## EXERCISE
Report, word for word, every line of the material that contains "Trailer".
########
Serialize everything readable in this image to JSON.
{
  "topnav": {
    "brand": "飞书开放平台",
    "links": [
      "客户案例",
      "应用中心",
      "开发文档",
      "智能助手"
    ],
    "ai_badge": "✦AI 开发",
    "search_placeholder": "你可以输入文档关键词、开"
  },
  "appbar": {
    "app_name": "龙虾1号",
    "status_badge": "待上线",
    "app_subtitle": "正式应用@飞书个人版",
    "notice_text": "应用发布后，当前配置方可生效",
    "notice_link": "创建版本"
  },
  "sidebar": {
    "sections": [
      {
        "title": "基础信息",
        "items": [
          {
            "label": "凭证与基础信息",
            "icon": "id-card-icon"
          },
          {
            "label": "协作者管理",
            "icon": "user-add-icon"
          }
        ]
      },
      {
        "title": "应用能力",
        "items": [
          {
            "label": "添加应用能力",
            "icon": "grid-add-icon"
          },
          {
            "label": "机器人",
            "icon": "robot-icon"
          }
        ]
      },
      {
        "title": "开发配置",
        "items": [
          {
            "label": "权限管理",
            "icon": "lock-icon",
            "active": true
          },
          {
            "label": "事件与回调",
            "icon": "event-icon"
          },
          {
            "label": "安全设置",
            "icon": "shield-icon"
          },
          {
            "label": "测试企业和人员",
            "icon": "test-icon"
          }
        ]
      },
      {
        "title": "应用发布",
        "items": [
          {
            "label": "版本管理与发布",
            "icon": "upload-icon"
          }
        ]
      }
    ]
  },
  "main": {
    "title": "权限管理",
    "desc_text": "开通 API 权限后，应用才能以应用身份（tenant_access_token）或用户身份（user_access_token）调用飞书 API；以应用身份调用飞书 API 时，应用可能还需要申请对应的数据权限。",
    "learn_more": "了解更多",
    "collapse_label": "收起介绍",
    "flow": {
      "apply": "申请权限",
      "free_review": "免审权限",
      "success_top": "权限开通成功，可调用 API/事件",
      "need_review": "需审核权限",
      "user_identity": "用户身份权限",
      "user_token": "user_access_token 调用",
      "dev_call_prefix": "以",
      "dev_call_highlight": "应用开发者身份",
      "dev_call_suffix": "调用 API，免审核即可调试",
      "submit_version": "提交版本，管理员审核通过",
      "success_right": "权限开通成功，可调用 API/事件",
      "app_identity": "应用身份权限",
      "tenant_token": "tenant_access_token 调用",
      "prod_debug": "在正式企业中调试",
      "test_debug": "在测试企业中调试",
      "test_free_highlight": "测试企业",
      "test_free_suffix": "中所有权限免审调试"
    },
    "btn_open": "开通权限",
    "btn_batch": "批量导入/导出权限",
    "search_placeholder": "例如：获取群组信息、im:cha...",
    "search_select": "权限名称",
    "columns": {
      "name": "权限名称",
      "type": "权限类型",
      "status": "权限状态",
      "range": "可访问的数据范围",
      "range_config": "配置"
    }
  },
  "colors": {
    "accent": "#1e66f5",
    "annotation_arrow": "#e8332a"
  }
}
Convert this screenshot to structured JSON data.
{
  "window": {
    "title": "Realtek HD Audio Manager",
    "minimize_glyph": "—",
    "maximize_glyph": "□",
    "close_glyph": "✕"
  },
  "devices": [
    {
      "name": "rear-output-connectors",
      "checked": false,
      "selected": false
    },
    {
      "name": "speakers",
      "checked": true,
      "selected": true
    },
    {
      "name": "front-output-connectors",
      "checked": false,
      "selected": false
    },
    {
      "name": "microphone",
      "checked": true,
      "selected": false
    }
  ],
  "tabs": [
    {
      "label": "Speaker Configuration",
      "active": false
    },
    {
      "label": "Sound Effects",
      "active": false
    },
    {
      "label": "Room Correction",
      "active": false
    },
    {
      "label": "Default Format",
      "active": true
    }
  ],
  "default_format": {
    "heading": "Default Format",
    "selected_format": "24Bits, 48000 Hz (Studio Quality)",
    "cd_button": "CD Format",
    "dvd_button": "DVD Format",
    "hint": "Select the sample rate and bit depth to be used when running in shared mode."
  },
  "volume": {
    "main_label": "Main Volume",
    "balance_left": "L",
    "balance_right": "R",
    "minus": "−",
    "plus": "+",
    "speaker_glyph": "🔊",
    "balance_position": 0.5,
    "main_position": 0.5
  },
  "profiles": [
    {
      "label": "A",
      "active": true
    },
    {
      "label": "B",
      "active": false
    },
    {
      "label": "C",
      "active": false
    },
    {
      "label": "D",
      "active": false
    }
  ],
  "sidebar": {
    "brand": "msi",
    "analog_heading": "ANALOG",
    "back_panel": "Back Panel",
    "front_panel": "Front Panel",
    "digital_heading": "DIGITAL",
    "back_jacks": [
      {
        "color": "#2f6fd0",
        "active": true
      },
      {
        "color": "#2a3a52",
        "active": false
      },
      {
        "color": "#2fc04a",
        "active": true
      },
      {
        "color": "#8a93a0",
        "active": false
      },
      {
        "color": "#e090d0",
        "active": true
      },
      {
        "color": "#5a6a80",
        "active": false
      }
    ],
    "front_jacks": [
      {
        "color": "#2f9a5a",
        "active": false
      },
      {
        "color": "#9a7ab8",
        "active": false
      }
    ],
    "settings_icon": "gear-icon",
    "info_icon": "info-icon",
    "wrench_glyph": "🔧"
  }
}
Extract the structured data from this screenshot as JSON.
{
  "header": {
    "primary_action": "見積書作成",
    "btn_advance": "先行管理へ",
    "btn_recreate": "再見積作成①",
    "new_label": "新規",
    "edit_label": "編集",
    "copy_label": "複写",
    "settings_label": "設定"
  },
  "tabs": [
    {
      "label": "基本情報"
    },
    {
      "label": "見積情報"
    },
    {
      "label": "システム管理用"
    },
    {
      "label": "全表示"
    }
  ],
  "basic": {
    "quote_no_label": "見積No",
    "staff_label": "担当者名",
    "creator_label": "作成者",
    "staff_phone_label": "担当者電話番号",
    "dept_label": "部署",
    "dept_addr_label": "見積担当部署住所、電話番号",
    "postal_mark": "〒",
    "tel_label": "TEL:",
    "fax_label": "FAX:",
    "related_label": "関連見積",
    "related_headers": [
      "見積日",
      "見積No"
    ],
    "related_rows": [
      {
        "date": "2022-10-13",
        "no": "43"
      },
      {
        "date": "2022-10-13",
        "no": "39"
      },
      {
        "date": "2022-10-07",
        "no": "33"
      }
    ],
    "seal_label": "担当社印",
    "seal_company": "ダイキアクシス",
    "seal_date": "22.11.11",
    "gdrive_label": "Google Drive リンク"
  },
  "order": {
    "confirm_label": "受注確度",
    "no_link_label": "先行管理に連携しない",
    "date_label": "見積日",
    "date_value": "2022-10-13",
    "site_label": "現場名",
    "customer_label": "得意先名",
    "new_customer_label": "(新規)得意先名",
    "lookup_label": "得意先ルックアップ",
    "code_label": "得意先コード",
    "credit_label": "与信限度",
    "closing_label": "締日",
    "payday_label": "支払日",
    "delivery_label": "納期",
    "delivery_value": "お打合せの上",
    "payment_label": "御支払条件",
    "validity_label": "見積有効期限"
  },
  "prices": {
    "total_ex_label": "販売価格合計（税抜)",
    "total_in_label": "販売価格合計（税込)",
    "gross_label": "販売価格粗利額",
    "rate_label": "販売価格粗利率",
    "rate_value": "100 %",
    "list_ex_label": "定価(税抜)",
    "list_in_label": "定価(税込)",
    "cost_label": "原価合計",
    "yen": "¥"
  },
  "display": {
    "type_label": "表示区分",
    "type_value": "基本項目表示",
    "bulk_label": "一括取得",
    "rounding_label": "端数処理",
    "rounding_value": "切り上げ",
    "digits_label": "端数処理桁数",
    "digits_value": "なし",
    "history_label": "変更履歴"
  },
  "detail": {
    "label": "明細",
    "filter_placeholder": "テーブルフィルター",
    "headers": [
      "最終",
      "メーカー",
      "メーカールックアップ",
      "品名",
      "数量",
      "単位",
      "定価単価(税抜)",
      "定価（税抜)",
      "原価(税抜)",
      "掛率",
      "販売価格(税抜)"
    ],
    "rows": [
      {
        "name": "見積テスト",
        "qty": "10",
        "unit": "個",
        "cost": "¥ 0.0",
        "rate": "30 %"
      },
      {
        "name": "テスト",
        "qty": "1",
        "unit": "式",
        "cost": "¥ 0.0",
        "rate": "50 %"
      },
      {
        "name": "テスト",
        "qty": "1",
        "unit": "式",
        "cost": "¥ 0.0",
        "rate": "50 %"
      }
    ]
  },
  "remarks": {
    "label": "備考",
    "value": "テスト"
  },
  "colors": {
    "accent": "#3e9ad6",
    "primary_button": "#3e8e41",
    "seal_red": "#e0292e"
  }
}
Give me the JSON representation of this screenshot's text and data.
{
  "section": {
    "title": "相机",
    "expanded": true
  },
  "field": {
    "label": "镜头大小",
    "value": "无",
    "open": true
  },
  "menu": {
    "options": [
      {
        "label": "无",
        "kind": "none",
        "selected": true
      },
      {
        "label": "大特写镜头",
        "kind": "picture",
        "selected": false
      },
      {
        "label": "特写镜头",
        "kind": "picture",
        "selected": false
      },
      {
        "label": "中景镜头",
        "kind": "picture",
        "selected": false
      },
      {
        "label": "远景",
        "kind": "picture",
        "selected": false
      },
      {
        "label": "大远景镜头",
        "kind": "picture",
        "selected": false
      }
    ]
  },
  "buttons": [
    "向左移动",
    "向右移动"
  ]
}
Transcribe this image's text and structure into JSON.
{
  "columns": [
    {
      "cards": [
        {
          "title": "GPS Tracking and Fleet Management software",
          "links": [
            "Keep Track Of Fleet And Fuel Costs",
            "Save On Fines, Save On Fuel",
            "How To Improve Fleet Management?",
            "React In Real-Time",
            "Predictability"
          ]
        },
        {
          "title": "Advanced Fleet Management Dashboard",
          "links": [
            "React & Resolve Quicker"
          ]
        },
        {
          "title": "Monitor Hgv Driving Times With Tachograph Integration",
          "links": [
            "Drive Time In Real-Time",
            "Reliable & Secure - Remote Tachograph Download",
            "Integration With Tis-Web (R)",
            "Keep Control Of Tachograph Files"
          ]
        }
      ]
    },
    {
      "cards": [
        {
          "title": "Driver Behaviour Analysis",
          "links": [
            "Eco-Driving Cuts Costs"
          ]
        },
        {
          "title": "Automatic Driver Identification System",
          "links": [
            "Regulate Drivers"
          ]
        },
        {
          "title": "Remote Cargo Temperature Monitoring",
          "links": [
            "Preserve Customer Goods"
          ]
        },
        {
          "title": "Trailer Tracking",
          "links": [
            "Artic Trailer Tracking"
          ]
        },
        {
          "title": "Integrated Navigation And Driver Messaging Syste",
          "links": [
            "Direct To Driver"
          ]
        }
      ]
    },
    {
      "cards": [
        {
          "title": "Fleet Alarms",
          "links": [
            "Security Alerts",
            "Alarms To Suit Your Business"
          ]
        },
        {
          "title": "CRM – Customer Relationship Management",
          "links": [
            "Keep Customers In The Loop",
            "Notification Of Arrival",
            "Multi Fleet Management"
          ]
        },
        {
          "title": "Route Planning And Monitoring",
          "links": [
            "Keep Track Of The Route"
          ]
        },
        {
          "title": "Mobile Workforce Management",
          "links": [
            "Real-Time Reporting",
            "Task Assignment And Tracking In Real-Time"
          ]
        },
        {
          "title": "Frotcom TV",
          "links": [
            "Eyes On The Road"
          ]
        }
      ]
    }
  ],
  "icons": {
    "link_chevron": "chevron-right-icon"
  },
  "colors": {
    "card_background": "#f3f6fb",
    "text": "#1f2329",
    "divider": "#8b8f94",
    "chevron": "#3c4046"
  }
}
########
## FULL ANSWER
          "title": "Trailer Tracking",
            "Artic Trailer Tracking"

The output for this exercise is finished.